#### Exercise input

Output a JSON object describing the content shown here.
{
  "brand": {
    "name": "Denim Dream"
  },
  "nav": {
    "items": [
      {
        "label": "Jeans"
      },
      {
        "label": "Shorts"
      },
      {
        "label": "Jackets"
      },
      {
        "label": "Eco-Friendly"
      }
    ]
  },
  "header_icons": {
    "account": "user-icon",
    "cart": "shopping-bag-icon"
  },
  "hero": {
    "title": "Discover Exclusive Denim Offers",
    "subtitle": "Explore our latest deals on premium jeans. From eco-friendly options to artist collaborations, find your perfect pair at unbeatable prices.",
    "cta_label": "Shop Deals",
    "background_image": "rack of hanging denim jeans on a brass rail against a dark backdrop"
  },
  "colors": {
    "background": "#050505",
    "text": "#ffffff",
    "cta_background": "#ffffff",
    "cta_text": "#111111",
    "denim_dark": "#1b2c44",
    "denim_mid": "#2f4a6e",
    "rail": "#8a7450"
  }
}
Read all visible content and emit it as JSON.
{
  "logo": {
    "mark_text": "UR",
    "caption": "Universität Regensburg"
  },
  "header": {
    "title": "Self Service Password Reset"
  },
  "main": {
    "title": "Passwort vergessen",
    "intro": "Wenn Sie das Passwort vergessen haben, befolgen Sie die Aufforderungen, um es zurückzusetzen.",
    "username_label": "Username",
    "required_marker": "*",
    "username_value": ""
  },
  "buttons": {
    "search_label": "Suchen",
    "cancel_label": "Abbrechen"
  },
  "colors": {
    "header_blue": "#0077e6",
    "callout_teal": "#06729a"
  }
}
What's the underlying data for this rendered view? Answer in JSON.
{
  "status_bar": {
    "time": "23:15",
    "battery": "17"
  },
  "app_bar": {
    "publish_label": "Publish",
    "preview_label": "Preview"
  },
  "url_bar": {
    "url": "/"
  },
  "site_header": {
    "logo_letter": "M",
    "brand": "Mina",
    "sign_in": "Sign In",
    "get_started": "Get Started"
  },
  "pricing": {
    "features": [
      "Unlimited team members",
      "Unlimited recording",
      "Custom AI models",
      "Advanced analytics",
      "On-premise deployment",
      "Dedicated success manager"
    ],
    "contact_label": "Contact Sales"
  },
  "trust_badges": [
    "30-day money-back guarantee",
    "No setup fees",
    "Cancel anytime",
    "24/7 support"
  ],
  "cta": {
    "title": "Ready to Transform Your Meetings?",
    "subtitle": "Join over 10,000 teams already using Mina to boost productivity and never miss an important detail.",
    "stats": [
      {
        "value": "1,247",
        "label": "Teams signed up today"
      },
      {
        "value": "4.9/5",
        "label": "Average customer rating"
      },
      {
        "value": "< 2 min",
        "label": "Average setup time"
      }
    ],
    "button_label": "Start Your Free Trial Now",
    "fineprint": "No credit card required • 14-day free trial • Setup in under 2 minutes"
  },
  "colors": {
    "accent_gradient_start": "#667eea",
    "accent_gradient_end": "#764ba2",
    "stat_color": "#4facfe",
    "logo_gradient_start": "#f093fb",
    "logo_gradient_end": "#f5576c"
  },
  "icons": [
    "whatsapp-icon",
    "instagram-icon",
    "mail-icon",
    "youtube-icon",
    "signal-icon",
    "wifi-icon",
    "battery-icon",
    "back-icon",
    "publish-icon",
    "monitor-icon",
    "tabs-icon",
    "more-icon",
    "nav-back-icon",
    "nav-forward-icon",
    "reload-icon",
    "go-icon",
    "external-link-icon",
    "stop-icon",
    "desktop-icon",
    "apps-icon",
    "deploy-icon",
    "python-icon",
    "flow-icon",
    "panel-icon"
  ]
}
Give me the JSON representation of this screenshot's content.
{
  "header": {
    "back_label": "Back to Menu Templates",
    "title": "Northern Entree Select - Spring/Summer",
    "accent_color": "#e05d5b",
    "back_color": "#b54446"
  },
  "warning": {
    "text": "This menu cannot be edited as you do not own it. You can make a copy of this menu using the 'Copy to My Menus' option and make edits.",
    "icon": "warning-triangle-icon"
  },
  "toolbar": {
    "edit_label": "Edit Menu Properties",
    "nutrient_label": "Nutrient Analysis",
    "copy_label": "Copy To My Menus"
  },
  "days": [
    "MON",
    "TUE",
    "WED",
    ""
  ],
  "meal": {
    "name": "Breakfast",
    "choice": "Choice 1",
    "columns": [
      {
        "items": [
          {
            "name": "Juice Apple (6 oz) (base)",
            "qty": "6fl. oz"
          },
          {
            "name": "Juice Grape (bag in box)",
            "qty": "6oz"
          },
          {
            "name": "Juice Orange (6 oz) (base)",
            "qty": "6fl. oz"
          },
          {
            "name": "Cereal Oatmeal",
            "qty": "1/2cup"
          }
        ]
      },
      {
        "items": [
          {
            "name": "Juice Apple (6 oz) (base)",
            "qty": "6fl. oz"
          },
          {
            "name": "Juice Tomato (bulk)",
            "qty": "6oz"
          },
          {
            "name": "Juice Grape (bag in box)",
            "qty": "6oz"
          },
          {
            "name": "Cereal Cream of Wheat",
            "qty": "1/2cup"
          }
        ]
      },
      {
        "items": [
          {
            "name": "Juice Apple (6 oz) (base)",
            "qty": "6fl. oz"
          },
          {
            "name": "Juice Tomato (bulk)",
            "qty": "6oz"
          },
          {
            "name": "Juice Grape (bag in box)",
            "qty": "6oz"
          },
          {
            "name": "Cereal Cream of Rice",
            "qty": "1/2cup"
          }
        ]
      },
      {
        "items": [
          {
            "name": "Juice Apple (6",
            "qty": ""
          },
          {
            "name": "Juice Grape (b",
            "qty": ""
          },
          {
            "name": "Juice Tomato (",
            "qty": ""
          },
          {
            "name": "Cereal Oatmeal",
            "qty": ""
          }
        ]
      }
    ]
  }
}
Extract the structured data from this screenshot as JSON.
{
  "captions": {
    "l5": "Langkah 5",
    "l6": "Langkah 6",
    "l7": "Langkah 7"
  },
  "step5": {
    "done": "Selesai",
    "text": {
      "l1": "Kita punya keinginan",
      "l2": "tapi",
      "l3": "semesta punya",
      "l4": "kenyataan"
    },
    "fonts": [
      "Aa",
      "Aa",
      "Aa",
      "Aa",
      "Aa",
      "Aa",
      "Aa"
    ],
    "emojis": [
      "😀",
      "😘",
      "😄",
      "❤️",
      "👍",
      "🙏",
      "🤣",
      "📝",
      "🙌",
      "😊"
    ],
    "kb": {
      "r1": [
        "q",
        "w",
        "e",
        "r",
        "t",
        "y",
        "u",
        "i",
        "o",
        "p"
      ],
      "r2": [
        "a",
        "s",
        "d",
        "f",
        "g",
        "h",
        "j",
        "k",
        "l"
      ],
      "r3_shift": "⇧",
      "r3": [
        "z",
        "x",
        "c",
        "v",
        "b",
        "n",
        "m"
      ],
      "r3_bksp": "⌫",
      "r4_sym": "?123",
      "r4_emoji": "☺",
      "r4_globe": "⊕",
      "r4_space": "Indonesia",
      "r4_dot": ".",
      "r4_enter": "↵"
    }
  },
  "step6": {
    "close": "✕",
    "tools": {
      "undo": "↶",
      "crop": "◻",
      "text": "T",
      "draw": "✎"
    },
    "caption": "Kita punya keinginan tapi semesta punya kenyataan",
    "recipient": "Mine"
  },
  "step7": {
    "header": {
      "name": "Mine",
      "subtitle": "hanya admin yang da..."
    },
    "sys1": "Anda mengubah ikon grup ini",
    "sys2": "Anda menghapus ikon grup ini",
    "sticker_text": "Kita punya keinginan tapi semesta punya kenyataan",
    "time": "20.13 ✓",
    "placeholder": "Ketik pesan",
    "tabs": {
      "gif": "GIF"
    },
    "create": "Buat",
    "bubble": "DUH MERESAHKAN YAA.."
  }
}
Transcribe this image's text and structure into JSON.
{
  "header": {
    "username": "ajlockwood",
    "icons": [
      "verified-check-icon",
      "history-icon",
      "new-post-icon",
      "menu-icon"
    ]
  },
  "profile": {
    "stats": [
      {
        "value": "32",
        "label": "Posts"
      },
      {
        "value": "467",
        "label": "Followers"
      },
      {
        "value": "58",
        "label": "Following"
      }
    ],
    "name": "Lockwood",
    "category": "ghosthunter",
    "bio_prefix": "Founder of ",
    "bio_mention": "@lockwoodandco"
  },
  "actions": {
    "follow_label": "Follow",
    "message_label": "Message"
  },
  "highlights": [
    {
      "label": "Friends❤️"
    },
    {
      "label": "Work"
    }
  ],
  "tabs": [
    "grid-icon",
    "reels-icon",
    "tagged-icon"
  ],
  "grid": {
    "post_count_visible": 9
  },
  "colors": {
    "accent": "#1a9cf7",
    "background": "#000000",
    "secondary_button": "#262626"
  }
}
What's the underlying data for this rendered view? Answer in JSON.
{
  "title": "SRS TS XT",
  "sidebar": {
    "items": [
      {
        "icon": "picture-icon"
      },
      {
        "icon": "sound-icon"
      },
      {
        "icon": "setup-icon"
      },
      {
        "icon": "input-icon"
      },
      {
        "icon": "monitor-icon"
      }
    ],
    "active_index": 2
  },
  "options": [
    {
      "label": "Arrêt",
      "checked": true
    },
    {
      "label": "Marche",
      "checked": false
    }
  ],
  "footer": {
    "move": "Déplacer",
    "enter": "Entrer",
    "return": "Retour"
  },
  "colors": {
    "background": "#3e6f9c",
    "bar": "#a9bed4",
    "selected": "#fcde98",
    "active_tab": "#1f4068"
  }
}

########

Look through the entries and work out how many lines have the word "tapi" in them; reply with that number only.

Solution to this task:
3